Records for this exercise:
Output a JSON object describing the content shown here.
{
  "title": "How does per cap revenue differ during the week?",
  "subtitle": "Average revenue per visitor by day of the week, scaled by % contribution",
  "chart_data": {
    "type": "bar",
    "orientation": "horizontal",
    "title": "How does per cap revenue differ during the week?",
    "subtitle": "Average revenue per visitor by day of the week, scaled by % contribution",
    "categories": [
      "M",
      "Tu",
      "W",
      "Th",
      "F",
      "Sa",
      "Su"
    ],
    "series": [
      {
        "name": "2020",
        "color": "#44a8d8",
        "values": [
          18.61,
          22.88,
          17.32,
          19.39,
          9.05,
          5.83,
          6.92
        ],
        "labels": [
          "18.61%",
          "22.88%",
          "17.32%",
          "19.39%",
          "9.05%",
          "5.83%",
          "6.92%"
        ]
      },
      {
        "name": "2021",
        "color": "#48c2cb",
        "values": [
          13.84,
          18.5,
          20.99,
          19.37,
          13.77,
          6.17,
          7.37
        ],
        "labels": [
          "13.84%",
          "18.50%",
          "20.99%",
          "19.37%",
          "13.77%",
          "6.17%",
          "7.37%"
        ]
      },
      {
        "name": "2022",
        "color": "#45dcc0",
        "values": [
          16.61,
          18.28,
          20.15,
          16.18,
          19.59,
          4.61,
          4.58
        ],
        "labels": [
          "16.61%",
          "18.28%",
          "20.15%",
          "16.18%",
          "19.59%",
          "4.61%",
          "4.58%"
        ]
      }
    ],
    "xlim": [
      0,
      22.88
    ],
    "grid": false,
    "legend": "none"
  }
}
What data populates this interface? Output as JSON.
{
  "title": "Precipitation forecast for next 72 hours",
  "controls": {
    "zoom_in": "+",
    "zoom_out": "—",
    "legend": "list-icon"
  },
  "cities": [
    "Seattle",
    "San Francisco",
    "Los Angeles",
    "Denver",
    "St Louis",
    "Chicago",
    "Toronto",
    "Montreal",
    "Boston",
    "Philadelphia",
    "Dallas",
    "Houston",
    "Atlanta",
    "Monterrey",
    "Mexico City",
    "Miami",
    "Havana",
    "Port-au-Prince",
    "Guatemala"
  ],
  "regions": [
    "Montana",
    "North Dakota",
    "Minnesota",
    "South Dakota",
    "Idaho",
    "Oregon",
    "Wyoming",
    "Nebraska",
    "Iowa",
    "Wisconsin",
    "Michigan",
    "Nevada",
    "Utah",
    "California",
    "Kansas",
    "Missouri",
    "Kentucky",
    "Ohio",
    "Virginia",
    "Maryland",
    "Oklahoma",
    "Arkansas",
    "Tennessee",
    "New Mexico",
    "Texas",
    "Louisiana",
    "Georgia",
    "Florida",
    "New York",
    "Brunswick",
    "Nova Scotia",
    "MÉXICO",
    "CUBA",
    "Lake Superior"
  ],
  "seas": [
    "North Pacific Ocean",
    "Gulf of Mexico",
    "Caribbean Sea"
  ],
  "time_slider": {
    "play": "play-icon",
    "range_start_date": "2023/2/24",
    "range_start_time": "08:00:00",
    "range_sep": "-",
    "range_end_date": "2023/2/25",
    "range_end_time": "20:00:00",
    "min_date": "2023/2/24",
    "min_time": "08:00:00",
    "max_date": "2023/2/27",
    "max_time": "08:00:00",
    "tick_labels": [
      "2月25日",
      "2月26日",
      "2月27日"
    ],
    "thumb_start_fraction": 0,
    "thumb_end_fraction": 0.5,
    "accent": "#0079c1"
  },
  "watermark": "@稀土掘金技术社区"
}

Do this:
Among these entries, how many lines include the string "subtitle"? Reply with the number by itself.

Answer for this exercise:
2